### Problem statement
Everything in the listing except the pictures should be written out exactly.

### Supplied material

** BEGIN **

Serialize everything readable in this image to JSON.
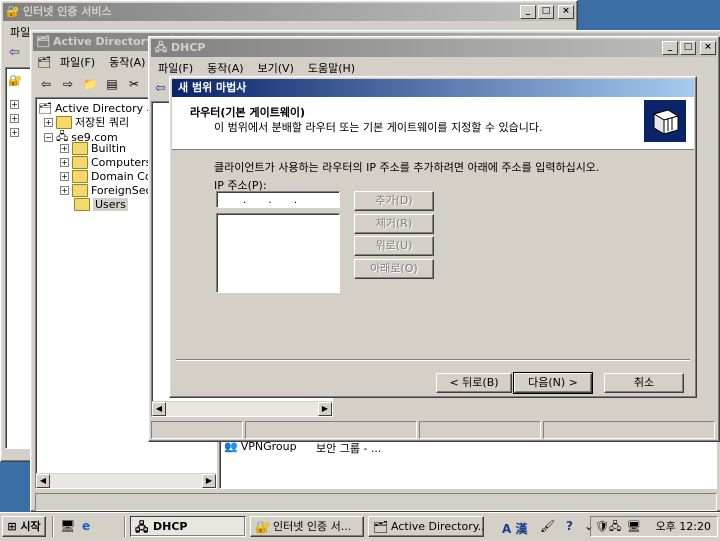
{
  "win_ias": {
    "title": "인터넷 인증 서비스",
    "menu_file": "파일",
    "menu_hidden": "..."
  },
  "win_ad": {
    "title": "Active Directory 사용자 및 컴퓨터",
    "menu": [
      "파일(F)",
      "동작(A)"
    ],
    "tree_root": "Active Directory 사",
    "tree": [
      {
        "label": "저장된 쿼리"
      },
      {
        "label": "se9.com"
      },
      {
        "label": "Builtin"
      },
      {
        "label": "Computers"
      },
      {
        "label": "Domain Co"
      },
      {
        "label": "ForeignSec"
      },
      {
        "label": "Users"
      }
    ],
    "list_row": {
      "name": "VPNGroup",
      "type": "보안 그룹 - ..."
    }
  },
  "win_dhcp": {
    "title": "DHCP",
    "menu": [
      "파일(F)",
      "동작(A)",
      "보기(V)",
      "도움말(H)"
    ]
  },
  "wizard": {
    "title": "새 범위 마법사",
    "header_title": "라우터(기본 게이트웨이)",
    "header_subtitle": "이 범위에서 분배할 라우터 또는 기본 게이트웨이를 지정할 수 있습니다.",
    "instruction": "클라이언트가 사용하는 라우터의 IP 주소를 추가하려면 아래에 주소를 입력하십시오.",
    "ip_label": "IP 주소(P):",
    "ip_value": ".       .       .",
    "btn_add": "추가(D)",
    "btn_remove": "제거(R)",
    "btn_up": "위로(U)",
    "btn_down": "아래로(O)",
    "btn_back": "< 뒤로(B)",
    "btn_next": "다음(N) >",
    "btn_cancel": "취소"
  },
  "taskbar": {
    "start": "시작",
    "tasks": [
      "DHCP",
      "인터넷 인증 서...",
      "Active Directory..."
    ],
    "clock": "오후 12:20",
    "lang": "A 漢"
  }
}
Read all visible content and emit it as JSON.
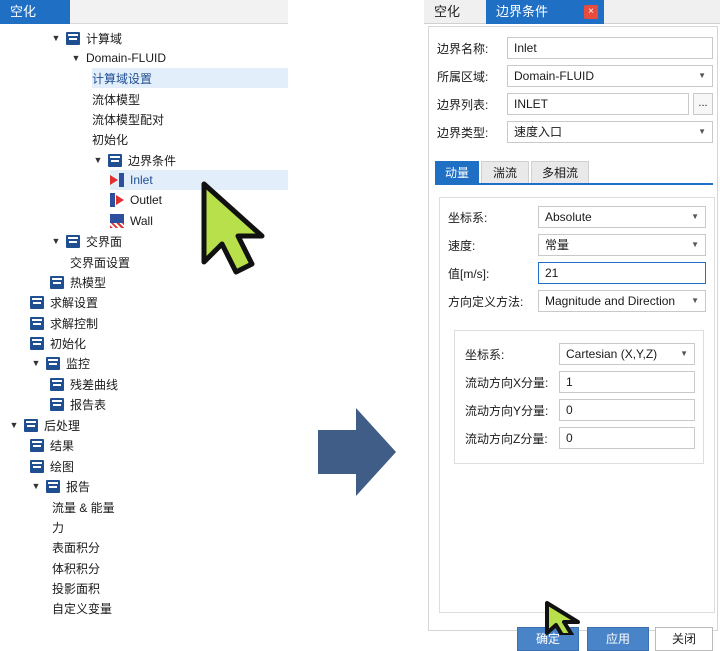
{
  "left": {
    "tab_label": "空化",
    "tree": [
      {
        "label": "计算域",
        "icon": "folder-icon",
        "arrow": "▼"
      },
      {
        "label": "Domain-FLUID",
        "icon": "",
        "arrow": "▼"
      },
      {
        "label": "计算域设置",
        "icon": "",
        "arrow": "",
        "selected": true
      },
      {
        "label": "流体模型",
        "icon": "",
        "arrow": ""
      },
      {
        "label": "流体模型配对",
        "icon": "",
        "arrow": ""
      },
      {
        "label": "初始化",
        "icon": "",
        "arrow": ""
      },
      {
        "label": "边界条件",
        "icon": "folder-icon",
        "arrow": "▼"
      },
      {
        "label": "Inlet",
        "icon": "inlet-icon",
        "arrow": "",
        "selected": true
      },
      {
        "label": "Outlet",
        "icon": "outlet-icon",
        "arrow": ""
      },
      {
        "label": "Wall",
        "icon": "wall-icon",
        "arrow": ""
      },
      {
        "label": "交界面",
        "icon": "folder-icon",
        "arrow": "▼"
      },
      {
        "label": "交界面设置",
        "icon": "",
        "arrow": ""
      },
      {
        "label": "热模型",
        "icon": "folder-icon",
        "arrow": ""
      },
      {
        "label": "求解设置",
        "icon": "folder-icon",
        "arrow": ""
      },
      {
        "label": "求解控制",
        "icon": "folder-icon",
        "arrow": ""
      },
      {
        "label": "初始化",
        "icon": "folder-icon",
        "arrow": ""
      },
      {
        "label": "监控",
        "icon": "folder-icon",
        "arrow": "▼"
      },
      {
        "label": "残差曲线",
        "icon": "folder-icon",
        "arrow": ""
      },
      {
        "label": "报告表",
        "icon": "folder-icon",
        "arrow": ""
      },
      {
        "label": "后处理",
        "icon": "folder-icon",
        "arrow": "▼"
      },
      {
        "label": "结果",
        "icon": "folder-icon",
        "arrow": ""
      },
      {
        "label": "绘图",
        "icon": "folder-icon",
        "arrow": ""
      },
      {
        "label": "报告",
        "icon": "folder-icon",
        "arrow": "▼"
      },
      {
        "label": "流量 & 能量",
        "icon": "",
        "arrow": ""
      },
      {
        "label": "力",
        "icon": "",
        "arrow": ""
      },
      {
        "label": "表面积分",
        "icon": "",
        "arrow": ""
      },
      {
        "label": "体积积分",
        "icon": "",
        "arrow": ""
      },
      {
        "label": "投影面积",
        "icon": "",
        "arrow": ""
      },
      {
        "label": "自定义变量",
        "icon": "",
        "arrow": ""
      }
    ]
  },
  "dialog": {
    "tab_inactive": "空化",
    "tab_active": "边界条件",
    "close_glyph": "×",
    "fields": {
      "name_label": "边界名称:",
      "name_value": "Inlet",
      "region_label": "所属区域:",
      "region_value": "Domain-FLUID",
      "list_label": "边界列表:",
      "list_value": "INLET",
      "list_button": "...",
      "type_label": "边界类型:",
      "type_value": "速度入口"
    },
    "subtabs": [
      "动量",
      "湍流",
      "多相流"
    ],
    "momentum": {
      "coord_label": "坐标系:",
      "coord_value": "Absolute",
      "speed_label": "速度:",
      "speed_value": "常量",
      "value_label": "值[m/s]:",
      "value_value": "21",
      "dir_label": "方向定义方法:",
      "dir_value": "Magnitude and Direction"
    },
    "direction": {
      "coord_label": "坐标系:",
      "coord_value": "Cartesian (X,Y,Z)",
      "x_label": "流动方向X分量:",
      "x_value": "1",
      "y_label": "流动方向Y分量:",
      "y_value": "0",
      "z_label": "流动方向Z分量:",
      "z_value": "0"
    },
    "buttons": {
      "ok": "确定",
      "apply": "应用",
      "close": "关闭"
    }
  },
  "colors": {
    "accent": "#1f6fc5",
    "folder": "#1f4e91",
    "cursor_fill": "#b7e04a",
    "arrow_fill": "#3f5d86"
  }
}
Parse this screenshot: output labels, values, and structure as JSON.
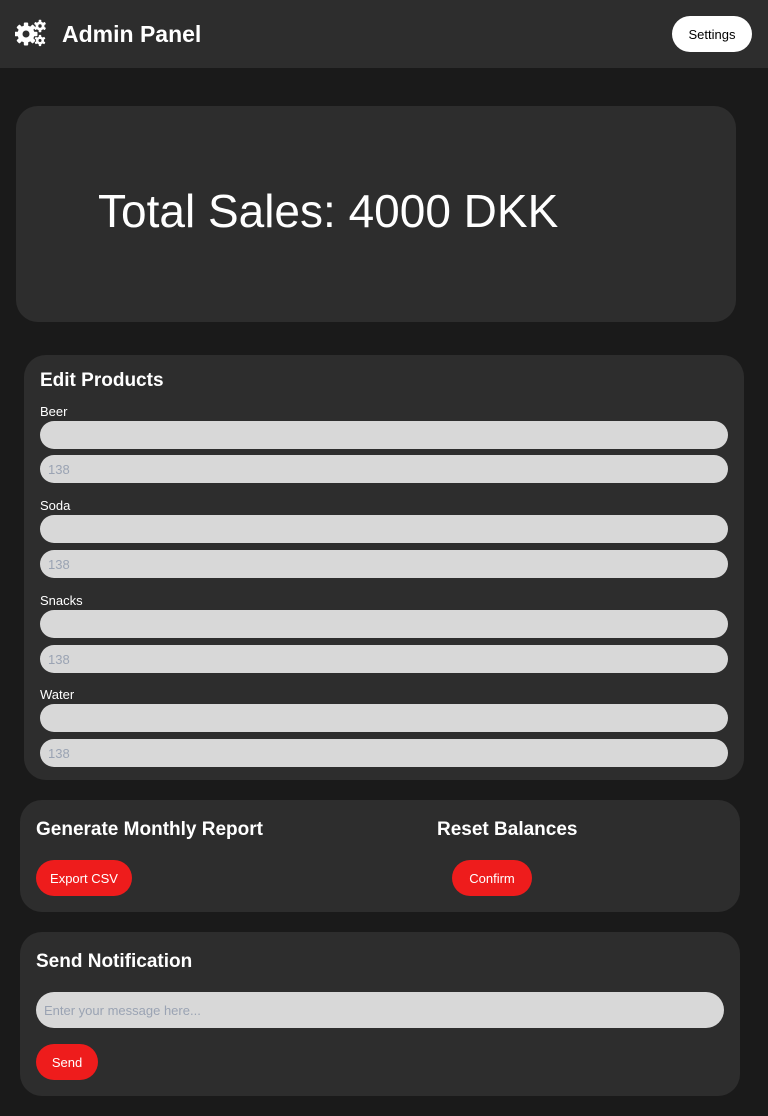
{
  "header": {
    "icon": "gears-icon",
    "title": "Admin Panel",
    "settings_label": "Settings"
  },
  "sales": {
    "text": "Total Sales: 4000 DKK"
  },
  "products": {
    "heading": "Edit Products",
    "items": [
      {
        "label": "Beer",
        "name_value": "",
        "price_placeholder": "138"
      },
      {
        "label": "Soda",
        "name_value": "",
        "price_placeholder": "138"
      },
      {
        "label": "Snacks",
        "name_value": "",
        "price_placeholder": "138"
      },
      {
        "label": "Water",
        "name_value": "",
        "price_placeholder": "138"
      }
    ]
  },
  "report": {
    "heading": "Generate Monthly Report",
    "button_label": "Export CSV"
  },
  "reset": {
    "heading": "Reset Balances",
    "button_label": "Confirm"
  },
  "notification": {
    "heading": "Send Notification",
    "placeholder": "Enter your message here...",
    "button_label": "Send"
  },
  "colors": {
    "background": "#1a1a1a",
    "card": "#2d2d2d",
    "accent": "#ee1c1c",
    "input": "#d8d8d8"
  }
}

** END **

### Complete response
Serialize everything readable in this image to JSON.
{
  "win_ias": {
    "title": "인터넷 인증 서비스",
    "menu_file": "파일",
    "menu_hidden": "..."
  },
  "win_ad": {
    "title": "Active Directory 사용자 및 컴퓨터",
    "menu": [
      "파일(F)",
      "동작(A)"
    ],
    "tree_root": "Active Directory 사",
    "tree": [
      {
        "label": "저장된 쿼리"
      },
      {
        "label": "se9.com"
      },
      {
        "label": "Builtin"
      },
      {
        "label": "Computers"
      },
      {
        "label": "Domain Co"
      },
      {
        "label": "ForeignSec"
      },
      {
        "label": "Users"
      }
    ],
    "list_row": {
      "name": "VPNGroup",
      "type": "보안 그룹 - ..."
    }
  },
  "win_dhcp": {
    "title": "DHCP",
    "menu": [
      "파일(F)",
      "동작(A)",
      "보기(V)",
      "도움말(H)"
    ]
  },
  "wizard": {
    "title": "새 범위 마법사",
    "header_title": "라우터(기본 게이트웨이)",
    "header_subtitle": "이 범위에서 분배할 라우터 또는 기본 게이트웨이를 지정할 수 있습니다.",
    "instruction": "클라이언트가 사용하는 라우터의 IP 주소를 추가하려면 아래에 주소를 입력하십시오.",
    "ip_label": "IP 주소(P):",
    "ip_value": ".       .       .",
    "btn_add": "추가(D)",
    "btn_remove": "제거(R)",
    "btn_up": "위로(U)",
    "btn_down": "아래로(O)",
    "btn_back": "< 뒤로(B)",
    "btn_next": "다음(N) >",
    "btn_cancel": "취소"
  },
  "taskbar": {
    "start": "시작",
    "tasks": [
      "DHCP",
      "인터넷 인증 서...",
      "Active Directory..."
    ],
    "clock": "오후 12:20",
    "lang": "A 漢"
  }
}
Read all visible content and emit it as JSON.
{
  "left": {
    "tab_label": "空化",
    "tree": [
      {
        "label": "计算域",
        "icon": "folder-icon",
        "arrow": "▼"
      },
      {
        "label": "Domain-FLUID",
        "icon": "",
        "arrow": "▼"
      },
      {
        "label": "计算域设置",
        "icon": "",
        "arrow": "",
        "selected": true
      },
      {
        "label": "流体模型",
        "icon": "",
        "arrow": ""
      },
      {
        "label": "流体模型配对",
        "icon": "",
        "arrow": ""
      },
      {
        "label": "初始化",
        "icon": "",
        "arrow": ""
      },
      {
        "label": "边界条件",
        "icon": "folder-icon",
        "arrow": "▼"
      },
      {
        "label": "Inlet",
        "icon": "inlet-icon",
        "arrow": "",
        "selected": true
      },
      {
        "label": "Outlet",
        "icon": "outlet-icon",
        "arrow": ""
      },
      {
        "label": "Wall",
        "icon": "wall-icon",
        "arrow": ""
      },
      {
        "label": "交界面",
        "icon": "folder-icon",
        "arrow": "▼"
      },
      {
        "label": "交界面设置",
        "icon": "",
        "arrow": ""
      },
      {
        "label": "热模型",
        "icon": "folder-icon",
        "arrow": ""
      },
      {
        "label": "求解设置",
        "icon": "folder-icon",
        "arrow": ""
      },
      {
        "label": "求解控制",
        "icon": "folder-icon",
        "arrow": ""
      },
      {
        "label": "初始化",
        "icon": "folder-icon",
        "arrow": ""
      },
      {
        "label": "监控",
        "icon": "folder-icon",
        "arrow": "▼"
      },
      {
        "label": "残差曲线",
        "icon": "folder-icon",
        "arrow": ""
      },
      {
        "label": "报告表",
        "icon": "folder-icon",
        "arrow": ""
      },
      {
        "label": "后处理",
        "icon": "folder-icon",
        "arrow": "▼"
      },
      {
        "label": "结果",
        "icon": "folder-icon",
        "arrow": ""
      },
      {
        "label": "绘图",
        "icon": "folder-icon",
        "arrow": ""
      },
      {
        "label": "报告",
        "icon": "folder-icon",
        "arrow": "▼"
      },
      {
        "label": "流量 & 能量",
        "icon": "",
        "arrow": ""
      },
      {
        "label": "力",
        "icon": "",
        "arrow": ""
      },
      {
        "label": "表面积分",
        "icon": "",
        "arrow": ""
      },
      {
        "label": "体积积分",
        "icon": "",
        "arrow": ""
      },
      {
        "label": "投影面积",
        "icon": "",
        "arrow": ""
      },
      {
        "label": "自定义变量",
        "icon": "",
        "arrow": ""
      }
    ]
  },
  "dialog": {
    "tab_inactive": "空化",
    "tab_active": "边界条件",
    "close_glyph": "×",
    "fields": {
      "name_label": "边界名称:",
      "name_value": "Inlet",
      "region_label": "所属区域:",
      "region_value": "Domain-FLUID",
      "list_label": "边界列表:",
      "list_value": "INLET",
      "list_button": "...",
      "type_label": "边界类型:",
      "type_value": "速度入口"
    },
    "subtabs": [
      "动量",
      "湍流",
      "多相流"
    ],
    "momentum": {
      "coord_label": "坐标系:",
      "coord_value": "Absolute",
      "speed_label": "速度:",
      "speed_value": "常量",
      "value_label": "值[m/s]:",
      "value_value": "21",
      "dir_label": "方向定义方法:",
      "dir_value": "Magnitude and Direction"
    },
    "direction": {
      "coord_label": "坐标系:",
      "coord_value": "Cartesian (X,Y,Z)",
      "x_label": "流动方向X分量:",
      "x_value": "1",
      "y_label": "流动方向Y分量:",
      "y_value": "0",
      "z_label": "流动方向Z分量:",
      "z_value": "0"
    },
    "buttons": {
      "ok": "确定",
      "apply": "应用",
      "close": "关闭"
    }
  },
  "colors": {
    "accent": "#1f6fc5",
    "folder": "#1f4e91",
    "cursor_fill": "#b7e04a",
    "arrow_fill": "#3f5d86"
  }
}
Parse this screenshot: output labels, values, and structure as JSON.
{
  "header": {
    "icon": "gears-icon",
    "title": "Admin Panel",
    "settings_label": "Settings"
  },
  "sales": {
    "text": "Total Sales: 4000 DKK"
  },
  "products": {
    "heading": "Edit Products",
    "items": [
      {
        "label": "Beer",
        "name_value": "",
        "price_placeholder": "138"
      },
      {
        "label": "Soda",
        "name_value": "",
        "price_placeholder": "138"
      },
      {
        "label": "Snacks",
        "name_value": "",
        "price_placeholder": "138"
      },
      {
        "label": "Water",
        "name_value": "",
        "price_placeholder": "138"
      }
    ]
  },
  "report": {
    "heading": "Generate Monthly Report",
    "button_label": "Export CSV"
  },
  "reset": {
    "heading": "Reset Balances",
    "button_label": "Confirm"
  },
  "notification": {
    "heading": "Send Notification",
    "placeholder": "Enter your message here...",
    "button_label": "Send"
  },
  "colors": {
    "background": "#1a1a1a",
    "card": "#2d2d2d",
    "accent": "#ee1c1c",
    "input": "#d8d8d8"
  }
}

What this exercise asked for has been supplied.